Please write the listing below out again exactly, leaving every picture behind.

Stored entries
* START *
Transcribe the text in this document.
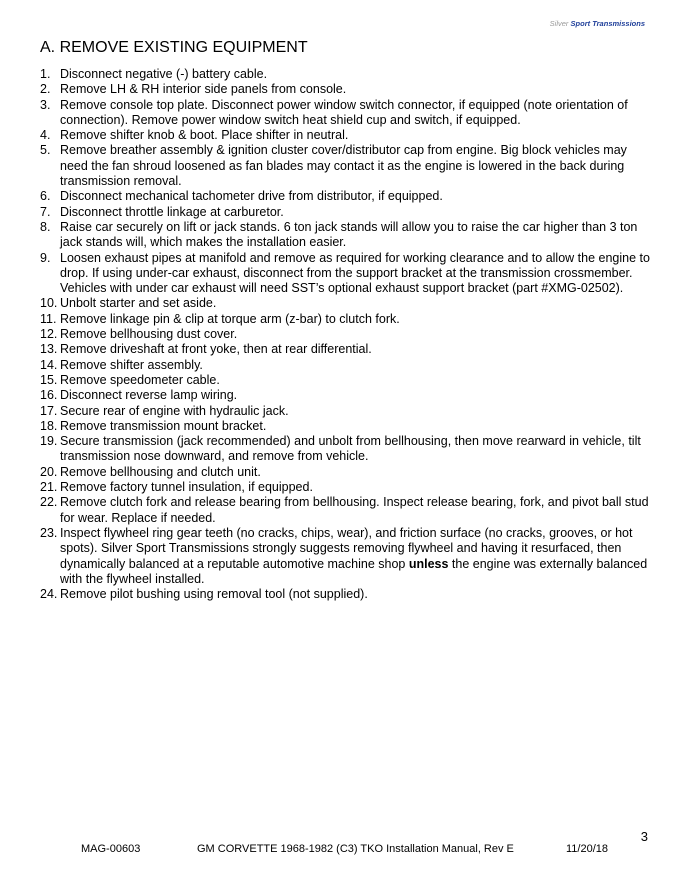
Silver Sport Transmissions
A. REMOVE EXISTING EQUIPMENT
1. Disconnect negative (-) battery cable.
2. Remove LH & RH interior side panels from console.
3. Remove console top plate. Disconnect power window switch connector, if equipped (note orientation of connection). Remove power window switch heat shield cup and switch, if equipped.
4. Remove shifter knob & boot. Place shifter in neutral.
5. Remove breather assembly & ignition cluster cover/distributor cap from engine. Big block vehicles may need the fan shroud loosened as fan blades may contact it as the engine is lowered in the back during transmission removal.
6. Disconnect mechanical tachometer drive from distributor, if equipped.
7. Disconnect throttle linkage at carburetor.
8. Raise car securely on lift or jack stands. 6 ton jack stands will allow you to raise the car higher than 3 ton jack stands will, which makes the installation easier.
9. Loosen exhaust pipes at manifold and remove as required for working clearance and to allow the engine to drop. If using under-car exhaust, disconnect from the support bracket at the transmission crossmember. Vehicles with under car exhaust will need SST’s optional exhaust support bracket (part #XMG-02502).
10. Unbolt starter and set aside.
11. Remove linkage pin & clip at torque arm (z-bar) to clutch fork.
12. Remove bellhousing dust cover.
13. Remove driveshaft at front yoke, then at rear differential.
14. Remove shifter assembly.
15. Remove speedometer cable.
16. Disconnect reverse lamp wiring.
17. Secure rear of engine with hydraulic jack.
18. Remove transmission mount bracket.
19. Secure transmission (jack recommended) and unbolt from bellhousing, then move rearward in vehicle, tilt transmission nose downward, and remove from vehicle.
20. Remove bellhousing and clutch unit.
21. Remove factory tunnel insulation, if equipped.
22. Remove clutch fork and release bearing from bellhousing. Inspect release bearing, fork, and pivot ball stud for wear. Replace if needed.
23. Inspect flywheel ring gear teeth (no cracks, chips, wear), and friction surface (no cracks, grooves, or hot spots). Silver Sport Transmissions strongly suggests removing flywheel and having it resurfaced, then dynamically balanced at a reputable automotive machine shop unless the engine was externally balanced with the flywheel installed.
24. Remove pilot bushing using removal tool (not supplied).
3
MAG-00603	GM CORVETTE 1968-1982 (C3) TKO Installation Manual, Rev E	11/20/18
* END *
- **RESULT**:
Transcribe the text in this document.
Silver Sport Transmissions
A. REMOVE EXISTING EQUIPMENT
1. Disconnect negative (-) battery cable.
2. Remove LH & RH interior side panels from console.
3. Remove console top plate. Disconnect power window switch connector, if equipped (note orientation of connection). Remove power window switch heat shield cup and switch, if equipped.
4. Remove shifter knob & boot. Place shifter in neutral.
5. Remove breather assembly & ignition cluster cover/distributor cap from engine. Big block vehicles may need the fan shroud loosened as fan blades may contact it as the engine is lowered in the back during transmission removal.
6. Disconnect mechanical tachometer drive from distributor, if equipped.
7. Disconnect throttle linkage at carburetor.
8. Raise car securely on lift or jack stands. 6 ton jack stands will allow you to raise the car higher than 3 ton jack stands will, which makes the installation easier.
9. Loosen exhaust pipes at manifold and remove as required for working clearance and to allow the engine to drop. If using under-car exhaust, disconnect from the support bracket at the transmission crossmember. Vehicles with under car exhaust will need SST’s optional exhaust support bracket (part #XMG-02502).
10. Unbolt starter and set aside.
11. Remove linkage pin & clip at torque arm (z-bar) to clutch fork.
12. Remove bellhousing dust cover.
13. Remove driveshaft at front yoke, then at rear differential.
14. Remove shifter assembly.
15. Remove speedometer cable.
16. Disconnect reverse lamp wiring.
17. Secure rear of engine with hydraulic jack.
18. Remove transmission mount bracket.
19. Secure transmission (jack recommended) and unbolt from bellhousing, then move rearward in vehicle, tilt transmission nose downward, and remove from vehicle.
20. Remove bellhousing and clutch unit.
21. Remove factory tunnel insulation, if equipped.
22. Remove clutch fork and release bearing from bellhousing. Inspect release bearing, fork, and pivot ball stud for wear. Replace if needed.
23. Inspect flywheel ring gear teeth (no cracks, chips, wear), and friction surface (no cracks, grooves, or hot spots). Silver Sport Transmissions strongly suggests removing flywheel and having it resurfaced, then dynamically balanced at a reputable automotive machine shop unless the engine was externally balanced with the flywheel installed.
24. Remove pilot bushing using removal tool (not supplied).
3
MAG-00603	GM CORVETTE 1968-1982 (C3) TKO Installation Manual, Rev E	11/20/18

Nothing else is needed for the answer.